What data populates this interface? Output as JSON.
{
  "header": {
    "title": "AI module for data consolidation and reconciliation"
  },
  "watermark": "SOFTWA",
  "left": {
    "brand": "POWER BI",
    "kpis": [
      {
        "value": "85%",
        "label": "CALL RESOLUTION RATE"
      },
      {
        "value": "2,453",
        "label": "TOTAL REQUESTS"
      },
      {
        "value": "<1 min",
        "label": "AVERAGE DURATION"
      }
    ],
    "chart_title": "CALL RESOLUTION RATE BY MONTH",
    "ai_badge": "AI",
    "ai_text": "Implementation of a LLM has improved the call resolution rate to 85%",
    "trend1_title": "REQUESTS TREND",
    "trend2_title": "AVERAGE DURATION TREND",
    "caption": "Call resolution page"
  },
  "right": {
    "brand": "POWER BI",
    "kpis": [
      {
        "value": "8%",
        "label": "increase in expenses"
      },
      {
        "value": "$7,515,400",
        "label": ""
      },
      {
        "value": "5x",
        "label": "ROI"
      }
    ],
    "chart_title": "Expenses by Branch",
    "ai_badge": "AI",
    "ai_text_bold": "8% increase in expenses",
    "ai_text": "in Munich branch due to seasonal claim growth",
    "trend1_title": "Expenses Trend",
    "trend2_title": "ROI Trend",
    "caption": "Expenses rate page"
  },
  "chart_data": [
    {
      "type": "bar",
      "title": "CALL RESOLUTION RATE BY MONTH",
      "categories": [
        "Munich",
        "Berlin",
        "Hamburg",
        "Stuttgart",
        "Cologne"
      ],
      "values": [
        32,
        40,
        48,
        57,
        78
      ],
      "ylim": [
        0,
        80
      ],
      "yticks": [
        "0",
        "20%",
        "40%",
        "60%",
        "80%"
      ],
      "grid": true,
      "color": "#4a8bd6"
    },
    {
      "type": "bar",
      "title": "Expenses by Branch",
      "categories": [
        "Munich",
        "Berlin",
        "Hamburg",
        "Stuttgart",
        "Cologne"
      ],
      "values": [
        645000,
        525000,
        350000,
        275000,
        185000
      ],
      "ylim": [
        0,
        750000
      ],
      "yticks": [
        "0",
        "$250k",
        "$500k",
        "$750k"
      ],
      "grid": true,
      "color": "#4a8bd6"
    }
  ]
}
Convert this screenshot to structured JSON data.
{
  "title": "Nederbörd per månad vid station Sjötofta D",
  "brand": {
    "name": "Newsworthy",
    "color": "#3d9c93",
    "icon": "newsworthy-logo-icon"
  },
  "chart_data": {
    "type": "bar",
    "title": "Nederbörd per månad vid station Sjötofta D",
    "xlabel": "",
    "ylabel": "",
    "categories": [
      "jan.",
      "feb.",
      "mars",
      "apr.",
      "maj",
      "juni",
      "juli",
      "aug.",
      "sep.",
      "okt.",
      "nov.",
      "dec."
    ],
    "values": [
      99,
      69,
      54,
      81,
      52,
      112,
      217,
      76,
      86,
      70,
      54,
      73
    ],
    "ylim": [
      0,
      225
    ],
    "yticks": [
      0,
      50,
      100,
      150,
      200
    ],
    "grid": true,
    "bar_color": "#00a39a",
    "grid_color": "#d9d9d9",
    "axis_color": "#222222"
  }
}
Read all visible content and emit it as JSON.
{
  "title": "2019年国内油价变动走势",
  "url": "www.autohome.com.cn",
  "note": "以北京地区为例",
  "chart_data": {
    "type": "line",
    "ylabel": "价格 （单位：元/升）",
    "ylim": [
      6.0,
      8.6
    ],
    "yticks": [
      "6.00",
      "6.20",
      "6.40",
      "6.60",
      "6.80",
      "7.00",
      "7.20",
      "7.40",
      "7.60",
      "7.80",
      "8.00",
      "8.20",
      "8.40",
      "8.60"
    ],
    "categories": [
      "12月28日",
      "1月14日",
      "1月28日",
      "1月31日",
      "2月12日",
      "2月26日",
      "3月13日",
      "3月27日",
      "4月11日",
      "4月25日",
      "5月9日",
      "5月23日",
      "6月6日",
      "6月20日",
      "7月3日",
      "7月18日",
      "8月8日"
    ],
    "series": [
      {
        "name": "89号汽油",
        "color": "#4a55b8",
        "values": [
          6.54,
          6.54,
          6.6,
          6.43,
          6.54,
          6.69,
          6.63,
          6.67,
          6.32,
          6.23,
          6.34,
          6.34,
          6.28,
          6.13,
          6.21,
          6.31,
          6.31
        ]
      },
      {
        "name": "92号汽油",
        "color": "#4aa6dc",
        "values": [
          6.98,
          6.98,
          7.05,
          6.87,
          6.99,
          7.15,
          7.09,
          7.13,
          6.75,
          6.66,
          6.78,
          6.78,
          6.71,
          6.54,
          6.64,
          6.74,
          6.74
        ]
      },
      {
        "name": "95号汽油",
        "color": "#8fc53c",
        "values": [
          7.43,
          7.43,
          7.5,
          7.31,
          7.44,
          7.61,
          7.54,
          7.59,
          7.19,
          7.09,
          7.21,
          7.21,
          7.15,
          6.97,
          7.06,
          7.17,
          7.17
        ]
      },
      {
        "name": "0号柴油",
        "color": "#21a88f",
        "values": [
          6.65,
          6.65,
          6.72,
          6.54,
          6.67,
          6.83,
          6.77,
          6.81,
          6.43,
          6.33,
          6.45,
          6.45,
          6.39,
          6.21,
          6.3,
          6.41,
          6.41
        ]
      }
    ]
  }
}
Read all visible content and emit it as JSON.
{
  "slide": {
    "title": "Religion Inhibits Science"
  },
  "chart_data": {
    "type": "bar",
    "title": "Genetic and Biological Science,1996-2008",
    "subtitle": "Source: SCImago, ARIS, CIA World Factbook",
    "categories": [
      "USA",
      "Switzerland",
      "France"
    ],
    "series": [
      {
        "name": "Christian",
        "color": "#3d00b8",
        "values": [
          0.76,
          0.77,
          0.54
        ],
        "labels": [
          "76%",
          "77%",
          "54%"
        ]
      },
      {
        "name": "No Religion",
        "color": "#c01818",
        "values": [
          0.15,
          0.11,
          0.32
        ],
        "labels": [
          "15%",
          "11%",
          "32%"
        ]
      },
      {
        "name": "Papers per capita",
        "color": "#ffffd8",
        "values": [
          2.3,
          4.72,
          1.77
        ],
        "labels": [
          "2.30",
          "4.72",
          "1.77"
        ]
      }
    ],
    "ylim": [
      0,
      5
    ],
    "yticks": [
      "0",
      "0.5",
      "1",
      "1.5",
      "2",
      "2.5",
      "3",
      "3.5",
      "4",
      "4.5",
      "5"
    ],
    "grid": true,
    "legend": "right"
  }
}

· · · ·

Copy every record exactly as presented.

What data populates this interface? Output as JSON.
{
  "header": {
    "title": "AI module for data consolidation and reconciliation"
  },
  "watermark": "SOFTWA",
  "left": {
    "brand": "POWER BI",
    "kpis": [
      {
        "value": "85%",
        "label": "CALL RESOLUTION RATE"
      },
      {
        "value": "2,453",
        "label": "TOTAL REQUESTS"
      },
      {
        "value": "<1 min",
        "label": "AVERAGE DURATION"
      }
    ],
    "chart_title": "CALL RESOLUTION RATE BY MONTH",
    "ai_badge": "AI",
    "ai_text": "Implementation of a LLM has improved the call resolution rate to 85%",
    "trend1_title": "REQUESTS TREND",
    "trend2_title": "AVERAGE DURATION TREND",
    "caption": "Call resolution page"
  },
  "right": {
    "brand": "POWER BI",
    "kpis": [
      {
        "value": "8%",
        "label": "increase in expenses"
      },
      {
        "value": "$7,515,400",
        "label": ""
      },
      {
        "value": "5x",
        "label": "ROI"
      }
    ],
    "chart_title": "Expenses by Branch",
    "ai_badge": "AI",
    "ai_text_bold": "8% increase in expenses",
    "ai_text": "in Munich branch due to seasonal claim growth",
    "trend1_title": "Expenses Trend",
    "trend2_title": "ROI Trend",
    "caption": "Expenses rate page"
  },
  "chart_data": [
    {
      "type": "bar",
      "title": "CALL RESOLUTION RATE BY MONTH",
      "categories": [
        "Munich",
        "Berlin",
        "Hamburg",
        "Stuttgart",
        "Cologne"
      ],
      "values": [
        32,
        40,
        48,
        57,
        78
      ],
      "ylim": [
        0,
        80
      ],
      "yticks": [
        "0",
        "20%",
        "40%",
        "60%",
        "80%"
      ],
      "grid": true,
      "color": "#4a8bd6"
    },
    {
      "type": "bar",
      "title": "Expenses by Branch",
      "categories": [
        "Munich",
        "Berlin",
        "Hamburg",
        "Stuttgart",
        "Cologne"
      ],
      "values": [
        645000,
        525000,
        350000,
        275000,
        185000
      ],
      "ylim": [
        0,
        750000
      ],
      "yticks": [
        "0",
        "$250k",
        "$500k",
        "$750k"
      ],
      "grid": true,
      "color": "#4a8bd6"
    }
  ]
}
Convert this screenshot to structured JSON data.
{
  "title": "Nederbörd per månad vid station Sjötofta D",
  "brand": {
    "name": "Newsworthy",
    "color": "#3d9c93",
    "icon": "newsworthy-logo-icon"
  },
  "chart_data": {
    "type": "bar",
    "title": "Nederbörd per månad vid station Sjötofta D",
    "xlabel": "",
    "ylabel": "",
    "categories": [
      "jan.",
      "feb.",
      "mars",
      "apr.",
      "maj",
      "juni",
      "juli",
      "aug.",
      "sep.",
      "okt.",
      "nov.",
      "dec."
    ],
    "values": [
      99,
      69,
      54,
      81,
      52,
      112,
      217,
      76,
      86,
      70,
      54,
      73
    ],
    "ylim": [
      0,
      225
    ],
    "yticks": [
      0,
      50,
      100,
      150,
      200
    ],
    "grid": true,
    "bar_color": "#00a39a",
    "grid_color": "#d9d9d9",
    "axis_color": "#222222"
  }
}
Read all visible content and emit it as JSON.
{
  "title": "2019年国内油价变动走势",
  "url": "www.autohome.com.cn",
  "note": "以北京地区为例",
  "chart_data": {
    "type": "line",
    "ylabel": "价格 （单位：元/升）",
    "ylim": [
      6.0,
      8.6
    ],
    "yticks": [
      "6.00",
      "6.20",
      "6.40",
      "6.60",
      "6.80",
      "7.00",
      "7.20",
      "7.40",
      "7.60",
      "7.80",
      "8.00",
      "8.20",
      "8.40",
      "8.60"
    ],
    "categories": [
      "12月28日",
      "1月14日",
      "1月28日",
      "1月31日",
      "2月12日",
      "2月26日",
      "3月13日",
      "3月27日",
      "4月11日",
      "4月25日",
      "5月9日",
      "5月23日",
      "6月6日",
      "6月20日",
      "7月3日",
      "7月18日",
      "8月8日"
    ],
    "series": [
      {
        "name": "89号汽油",
        "color": "#4a55b8",
        "values": [
          6.54,
          6.54,
          6.6,
          6.43,
          6.54,
          6.69,
          6.63,
          6.67,
          6.32,
          6.23,
          6.34,
          6.34,
          6.28,
          6.13,
          6.21,
          6.31,
          6.31
        ]
      },
      {
        "name": "92号汽油",
        "color": "#4aa6dc",
        "values": [
          6.98,
          6.98,
          7.05,
          6.87,
          6.99,
          7.15,
          7.09,
          7.13,
          6.75,
          6.66,
          6.78,
          6.78,
          6.71,
          6.54,
          6.64,
          6.74,
          6.74
        ]
      },
      {
        "name": "95号汽油",
        "color": "#8fc53c",
        "values": [
          7.43,
          7.43,
          7.5,
          7.31,
          7.44,
          7.61,
          7.54,
          7.59,
          7.19,
          7.09,
          7.21,
          7.21,
          7.15,
          6.97,
          7.06,
          7.17,
          7.17
        ]
      },
      {
        "name": "0号柴油",
        "color": "#21a88f",
        "values": [
          6.65,
          6.65,
          6.72,
          6.54,
          6.67,
          6.83,
          6.77,
          6.81,
          6.43,
          6.33,
          6.45,
          6.45,
          6.39,
          6.21,
          6.3,
          6.41,
          6.41
        ]
      }
    ]
  }
}
Read all visible content and emit it as JSON.
{
  "slide": {
    "title": "Religion Inhibits Science"
  },
  "chart_data": {
    "type": "bar",
    "title": "Genetic and Biological Science,1996-2008",
    "subtitle": "Source: SCImago, ARIS, CIA World Factbook",
    "categories": [
      "USA",
      "Switzerland",
      "France"
    ],
    "series": [
      {
        "name": "Christian",
        "color": "#3d00b8",
        "values": [
          0.76,
          0.77,
          0.54
        ],
        "labels": [
          "76%",
          "77%",
          "54%"
        ]
      },
      {
        "name": "No Religion",
        "color": "#c01818",
        "values": [
          0.15,
          0.11,
          0.32
        ],
        "labels": [
          "15%",
          "11%",
          "32%"
        ]
      },
      {
        "name": "Papers per capita",
        "color": "#ffffd8",
        "values": [
          2.3,
          4.72,
          1.77
        ],
        "labels": [
          "2.30",
          "4.72",
          "1.77"
        ]
      }
    ],
    "ylim": [
      0,
      5
    ],
    "yticks": [
      "0",
      "0.5",
      "1",
      "1.5",
      "2",
      "2.5",
      "3",
      "3.5",
      "4",
      "4.5",
      "5"
    ],
    "grid": true,
    "legend": "right"
  }
}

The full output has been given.